▸ **PROBLEM DESCRIPTION**
Pull out every line with the word "Edad" from the entries below.

Dataset items
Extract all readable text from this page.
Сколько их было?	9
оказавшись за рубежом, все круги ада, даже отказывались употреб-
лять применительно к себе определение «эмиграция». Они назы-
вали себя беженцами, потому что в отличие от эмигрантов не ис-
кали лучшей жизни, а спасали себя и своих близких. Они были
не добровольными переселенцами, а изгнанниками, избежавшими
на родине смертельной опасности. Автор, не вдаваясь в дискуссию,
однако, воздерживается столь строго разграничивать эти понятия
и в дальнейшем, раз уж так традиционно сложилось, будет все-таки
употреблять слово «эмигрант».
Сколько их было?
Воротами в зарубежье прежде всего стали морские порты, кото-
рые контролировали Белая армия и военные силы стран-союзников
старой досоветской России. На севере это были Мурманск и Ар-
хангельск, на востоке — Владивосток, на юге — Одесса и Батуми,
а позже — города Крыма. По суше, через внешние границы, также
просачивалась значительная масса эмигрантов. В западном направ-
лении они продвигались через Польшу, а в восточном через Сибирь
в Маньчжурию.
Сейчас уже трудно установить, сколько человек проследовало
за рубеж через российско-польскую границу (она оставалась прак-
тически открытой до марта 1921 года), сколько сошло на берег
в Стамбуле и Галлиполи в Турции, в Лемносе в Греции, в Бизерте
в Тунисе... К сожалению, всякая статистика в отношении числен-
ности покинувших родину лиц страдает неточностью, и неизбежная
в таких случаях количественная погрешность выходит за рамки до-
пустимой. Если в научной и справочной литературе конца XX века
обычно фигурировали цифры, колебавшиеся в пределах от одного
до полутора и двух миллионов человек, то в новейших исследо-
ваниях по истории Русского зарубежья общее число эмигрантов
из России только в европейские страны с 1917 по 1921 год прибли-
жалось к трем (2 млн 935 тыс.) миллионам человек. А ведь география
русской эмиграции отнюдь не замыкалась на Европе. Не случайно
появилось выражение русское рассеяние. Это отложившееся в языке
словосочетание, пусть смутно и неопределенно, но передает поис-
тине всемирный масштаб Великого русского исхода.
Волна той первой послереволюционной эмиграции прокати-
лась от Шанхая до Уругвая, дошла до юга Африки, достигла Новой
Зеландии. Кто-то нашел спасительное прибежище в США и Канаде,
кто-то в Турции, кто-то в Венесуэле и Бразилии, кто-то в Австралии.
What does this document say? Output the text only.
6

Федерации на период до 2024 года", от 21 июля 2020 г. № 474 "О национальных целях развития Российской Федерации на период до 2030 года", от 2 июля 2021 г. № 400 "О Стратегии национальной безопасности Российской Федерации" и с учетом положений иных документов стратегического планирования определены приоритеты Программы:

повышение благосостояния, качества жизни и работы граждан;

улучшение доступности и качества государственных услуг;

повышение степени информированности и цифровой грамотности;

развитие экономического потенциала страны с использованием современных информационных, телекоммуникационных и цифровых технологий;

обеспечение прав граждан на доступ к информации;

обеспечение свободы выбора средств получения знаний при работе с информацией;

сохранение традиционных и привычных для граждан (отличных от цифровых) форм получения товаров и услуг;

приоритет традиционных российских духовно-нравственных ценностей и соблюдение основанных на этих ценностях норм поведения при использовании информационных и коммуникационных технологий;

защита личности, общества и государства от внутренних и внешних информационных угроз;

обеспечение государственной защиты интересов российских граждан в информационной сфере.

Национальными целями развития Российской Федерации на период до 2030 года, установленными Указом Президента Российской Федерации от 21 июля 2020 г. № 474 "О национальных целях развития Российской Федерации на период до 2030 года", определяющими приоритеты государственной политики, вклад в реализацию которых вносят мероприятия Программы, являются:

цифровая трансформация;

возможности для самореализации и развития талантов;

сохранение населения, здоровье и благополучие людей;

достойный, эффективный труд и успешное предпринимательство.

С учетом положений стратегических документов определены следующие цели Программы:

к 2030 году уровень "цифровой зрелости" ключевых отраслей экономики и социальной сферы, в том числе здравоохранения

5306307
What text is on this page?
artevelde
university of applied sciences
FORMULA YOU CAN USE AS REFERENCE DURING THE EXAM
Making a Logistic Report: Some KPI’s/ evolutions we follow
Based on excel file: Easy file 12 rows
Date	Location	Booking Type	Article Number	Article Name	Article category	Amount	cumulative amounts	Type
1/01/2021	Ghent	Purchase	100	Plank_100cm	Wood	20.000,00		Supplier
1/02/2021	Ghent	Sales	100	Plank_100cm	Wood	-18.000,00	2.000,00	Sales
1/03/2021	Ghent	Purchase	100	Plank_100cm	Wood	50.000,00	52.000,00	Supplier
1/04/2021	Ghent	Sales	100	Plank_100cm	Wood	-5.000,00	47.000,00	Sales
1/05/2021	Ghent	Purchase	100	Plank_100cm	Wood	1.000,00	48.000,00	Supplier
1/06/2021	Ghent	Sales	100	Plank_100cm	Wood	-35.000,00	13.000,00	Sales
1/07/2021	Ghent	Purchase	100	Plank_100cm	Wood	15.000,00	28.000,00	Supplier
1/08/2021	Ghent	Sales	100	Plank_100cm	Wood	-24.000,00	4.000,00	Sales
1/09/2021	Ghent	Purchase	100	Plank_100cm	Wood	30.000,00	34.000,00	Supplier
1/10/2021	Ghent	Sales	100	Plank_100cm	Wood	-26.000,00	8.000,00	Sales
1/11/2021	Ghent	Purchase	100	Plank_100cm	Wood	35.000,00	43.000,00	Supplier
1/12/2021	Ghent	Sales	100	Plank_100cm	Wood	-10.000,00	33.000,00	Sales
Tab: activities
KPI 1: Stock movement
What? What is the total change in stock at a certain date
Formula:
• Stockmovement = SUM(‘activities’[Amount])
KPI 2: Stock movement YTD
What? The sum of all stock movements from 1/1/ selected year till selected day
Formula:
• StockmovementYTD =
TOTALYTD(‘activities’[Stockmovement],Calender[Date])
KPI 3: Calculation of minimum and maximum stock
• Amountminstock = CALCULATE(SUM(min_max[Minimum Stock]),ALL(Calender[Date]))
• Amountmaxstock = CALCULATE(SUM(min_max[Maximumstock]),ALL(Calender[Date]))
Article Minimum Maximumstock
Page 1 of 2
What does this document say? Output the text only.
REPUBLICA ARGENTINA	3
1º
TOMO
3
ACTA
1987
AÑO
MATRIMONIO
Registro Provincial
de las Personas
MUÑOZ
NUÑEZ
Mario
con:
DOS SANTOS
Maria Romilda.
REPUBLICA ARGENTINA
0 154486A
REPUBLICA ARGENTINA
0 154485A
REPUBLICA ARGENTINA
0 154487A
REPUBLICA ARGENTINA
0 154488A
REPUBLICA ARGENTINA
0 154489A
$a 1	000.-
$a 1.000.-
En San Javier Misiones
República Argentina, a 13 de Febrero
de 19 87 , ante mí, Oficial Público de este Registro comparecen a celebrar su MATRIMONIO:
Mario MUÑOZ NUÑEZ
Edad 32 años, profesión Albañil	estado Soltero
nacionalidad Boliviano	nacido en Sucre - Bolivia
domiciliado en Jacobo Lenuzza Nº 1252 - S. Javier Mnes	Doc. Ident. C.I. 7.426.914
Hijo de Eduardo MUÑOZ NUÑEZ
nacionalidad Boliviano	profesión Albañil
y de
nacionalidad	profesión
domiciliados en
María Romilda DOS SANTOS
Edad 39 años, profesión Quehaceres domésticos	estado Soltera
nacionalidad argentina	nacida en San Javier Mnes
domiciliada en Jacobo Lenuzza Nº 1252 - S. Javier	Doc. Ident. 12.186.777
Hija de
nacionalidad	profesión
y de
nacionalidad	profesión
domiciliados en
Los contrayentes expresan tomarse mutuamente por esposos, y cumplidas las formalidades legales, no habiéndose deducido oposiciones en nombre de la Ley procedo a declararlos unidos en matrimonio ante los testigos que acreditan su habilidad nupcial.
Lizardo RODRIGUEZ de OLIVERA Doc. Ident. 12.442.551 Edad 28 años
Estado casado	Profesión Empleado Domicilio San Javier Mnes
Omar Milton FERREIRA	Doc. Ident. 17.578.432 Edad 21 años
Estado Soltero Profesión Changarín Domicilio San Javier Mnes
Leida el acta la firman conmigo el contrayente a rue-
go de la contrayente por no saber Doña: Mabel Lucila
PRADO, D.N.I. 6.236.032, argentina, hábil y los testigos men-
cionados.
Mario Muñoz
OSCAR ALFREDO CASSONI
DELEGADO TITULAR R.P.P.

▸ **WORKED SOLUTION**
Edad 32 años, profesión Albañil	estado Soltero
Edad 39 años, profesión Quehaceres domésticos	estado Soltera
Lizardo RODRIGUEZ de OLIVERA Doc. Ident. 12.442.551 Edad 28 años
Omar Milton FERREIRA	Doc. Ident. 17.578.432 Edad 21 años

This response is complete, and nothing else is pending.